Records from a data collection
__________

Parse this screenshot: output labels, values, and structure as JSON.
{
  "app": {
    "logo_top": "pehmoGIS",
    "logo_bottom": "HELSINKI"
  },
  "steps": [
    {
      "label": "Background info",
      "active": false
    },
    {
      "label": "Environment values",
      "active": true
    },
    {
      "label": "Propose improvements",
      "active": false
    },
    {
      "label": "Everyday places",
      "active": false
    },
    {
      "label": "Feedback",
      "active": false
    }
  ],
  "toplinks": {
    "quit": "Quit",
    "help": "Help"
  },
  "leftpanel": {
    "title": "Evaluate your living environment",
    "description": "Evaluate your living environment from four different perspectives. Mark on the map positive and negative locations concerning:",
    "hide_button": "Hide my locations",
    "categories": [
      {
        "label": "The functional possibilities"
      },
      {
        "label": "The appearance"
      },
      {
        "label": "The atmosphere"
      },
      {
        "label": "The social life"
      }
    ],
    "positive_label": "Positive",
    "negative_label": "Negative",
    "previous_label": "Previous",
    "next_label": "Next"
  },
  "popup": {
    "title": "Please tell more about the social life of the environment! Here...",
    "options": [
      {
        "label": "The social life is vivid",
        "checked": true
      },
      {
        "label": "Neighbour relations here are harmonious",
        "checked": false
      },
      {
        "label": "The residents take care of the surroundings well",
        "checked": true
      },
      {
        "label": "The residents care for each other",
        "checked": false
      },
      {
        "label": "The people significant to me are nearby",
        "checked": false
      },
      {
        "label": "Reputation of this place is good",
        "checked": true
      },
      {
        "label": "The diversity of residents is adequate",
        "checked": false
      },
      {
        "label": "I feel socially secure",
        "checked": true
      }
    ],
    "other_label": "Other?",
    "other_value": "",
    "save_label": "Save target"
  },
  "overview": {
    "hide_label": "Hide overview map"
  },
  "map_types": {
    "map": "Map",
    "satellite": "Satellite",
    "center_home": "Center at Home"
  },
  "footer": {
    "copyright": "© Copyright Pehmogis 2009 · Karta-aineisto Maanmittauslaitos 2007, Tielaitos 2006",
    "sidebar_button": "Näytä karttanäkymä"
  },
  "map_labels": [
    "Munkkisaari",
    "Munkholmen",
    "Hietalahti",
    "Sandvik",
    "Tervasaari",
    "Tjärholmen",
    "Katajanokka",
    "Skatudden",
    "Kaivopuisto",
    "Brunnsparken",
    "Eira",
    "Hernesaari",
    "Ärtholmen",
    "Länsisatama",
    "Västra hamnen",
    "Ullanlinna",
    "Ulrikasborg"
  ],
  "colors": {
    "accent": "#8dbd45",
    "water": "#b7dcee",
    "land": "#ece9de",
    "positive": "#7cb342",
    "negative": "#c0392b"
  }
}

__________

_TO DO_. Transcribe all lines as written.

_SOLUTION_.
Parse this screenshot: output labels, values, and structure as JSON.
{
  "app": {
    "logo_top": "pehmoGIS",
    "logo_bottom": "HELSINKI"
  },
  "steps": [
    {
      "label": "Background info",
      "active": false
    },
    {
      "label": "Environment values",
      "active": true
    },
    {
      "label": "Propose improvements",
      "active": false
    },
    {
      "label": "Everyday places",
      "active": false
    },
    {
      "label": "Feedback",
      "active": false
    }
  ],
  "toplinks": {
    "quit": "Quit",
    "help": "Help"
  },
  "leftpanel": {
    "title": "Evaluate your living environment",
    "description": "Evaluate your living environment from four different perspectives. Mark on the map positive and negative locations concerning:",
    "hide_button": "Hide my locations",
    "categories": [
      {
        "label": "The functional possibilities"
      },
      {
        "label": "The appearance"
      },
      {
        "label": "The atmosphere"
      },
      {
        "label": "The social life"
      }
    ],
    "positive_label": "Positive",
    "negative_label": "Negative",
    "previous_label": "Previous",
    "next_label": "Next"
  },
  "popup": {
    "title": "Please tell more about the social life of the environment! Here...",
    "options": [
      {
        "label": "The social life is vivid",
        "checked": true
      },
      {
        "label": "Neighbour relations here are harmonious",
        "checked": false
      },
      {
        "label": "The residents take care of the surroundings well",
        "checked": true
      },
      {
        "label": "The residents care for each other",
        "checked": false
      },
      {
        "label": "The people significant to me are nearby",
        "checked": false
      },
      {
        "label": "Reputation of this place is good",
        "checked": true
      },
      {
        "label": "The diversity of residents is adequate",
        "checked": false
      },
      {
        "label": "I feel socially secure",
        "checked": true
      }
    ],
    "other_label": "Other?",
    "other_value": "",
    "save_label": "Save target"
  },
  "overview": {
    "hide_label": "Hide overview map"
  },
  "map_types": {
    "map": "Map",
    "satellite": "Satellite",
    "center_home": "Center at Home"
  },
  "footer": {
    "copyright": "© Copyright Pehmogis 2009 · Karta-aineisto Maanmittauslaitos 2007, Tielaitos 2006",
    "sidebar_button": "Näytä karttanäkymä"
  },
  "map_labels": [
    "Munkkisaari",
    "Munkholmen",
    "Hietalahti",
    "Sandvik",
    "Tervasaari",
    "Tjärholmen",
    "Katajanokka",
    "Skatudden",
    "Kaivopuisto",
    "Brunnsparken",
    "Eira",
    "Hernesaari",
    "Ärtholmen",
    "Länsisatama",
    "Västra hamnen",
    "Ullanlinna",
    "Ulrikasborg"
  ],
  "colors": {
    "accent": "#8dbd45",
    "water": "#b7dcee",
    "land": "#ece9de",
    "positive": "#7cb342",
    "negative": "#c0392b"
  }
}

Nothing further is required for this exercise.